> _Given instruction_
Print the records below exactly as they appear.

> _Stored rows_
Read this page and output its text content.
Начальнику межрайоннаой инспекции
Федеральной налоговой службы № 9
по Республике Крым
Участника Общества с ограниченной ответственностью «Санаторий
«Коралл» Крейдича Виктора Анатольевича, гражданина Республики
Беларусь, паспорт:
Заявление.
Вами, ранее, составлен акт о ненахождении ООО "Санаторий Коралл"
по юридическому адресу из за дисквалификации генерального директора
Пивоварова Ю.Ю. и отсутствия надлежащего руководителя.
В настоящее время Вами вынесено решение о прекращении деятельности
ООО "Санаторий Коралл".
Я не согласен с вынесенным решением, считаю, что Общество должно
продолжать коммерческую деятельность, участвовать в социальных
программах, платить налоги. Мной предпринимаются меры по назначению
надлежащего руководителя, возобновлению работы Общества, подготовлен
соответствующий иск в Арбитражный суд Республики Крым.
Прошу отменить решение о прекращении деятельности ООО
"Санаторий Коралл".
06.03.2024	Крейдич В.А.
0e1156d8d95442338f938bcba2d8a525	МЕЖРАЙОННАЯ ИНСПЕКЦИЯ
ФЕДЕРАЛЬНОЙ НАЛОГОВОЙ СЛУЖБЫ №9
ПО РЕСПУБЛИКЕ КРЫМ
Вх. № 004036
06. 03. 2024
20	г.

> _Task result_
Read this page and output its text content.
Начальнику межрайоннаой инспекции
Федеральной налоговой службы № 9
по Республике Крым
Участника Общества с ограниченной ответственностью «Санаторий
«Коралл» Крейдича Виктора Анатольевича, гражданина Республики
Беларусь, паспорт:
Заявление.
Вами, ранее, составлен акт о ненахождении ООО "Санаторий Коралл"
по юридическому адресу из за дисквалификации генерального директора
Пивоварова Ю.Ю. и отсутствия надлежащего руководителя.
В настоящее время Вами вынесено решение о прекращении деятельности
ООО "Санаторий Коралл".
Я не согласен с вынесенным решением, считаю, что Общество должно
продолжать коммерческую деятельность, участвовать в социальных
программах, платить налоги. Мной предпринимаются меры по назначению
надлежащего руководителя, возобновлению работы Общества, подготовлен
соответствующий иск в Арбитражный суд Республики Крым.
Прошу отменить решение о прекращении деятельности ООО
"Санаторий Коралл".
06.03.2024	Крейдич В.А.
0e1156d8d95442338f938bcba2d8a525	МЕЖРАЙОННАЯ ИНСПЕКЦИЯ
ФЕДЕРАЛЬНОЙ НАЛОГОВОЙ СЛУЖБЫ №9
ПО РЕСПУБЛИКЕ КРЫМ
Вх. № 004036
06. 03. 2024
20	г.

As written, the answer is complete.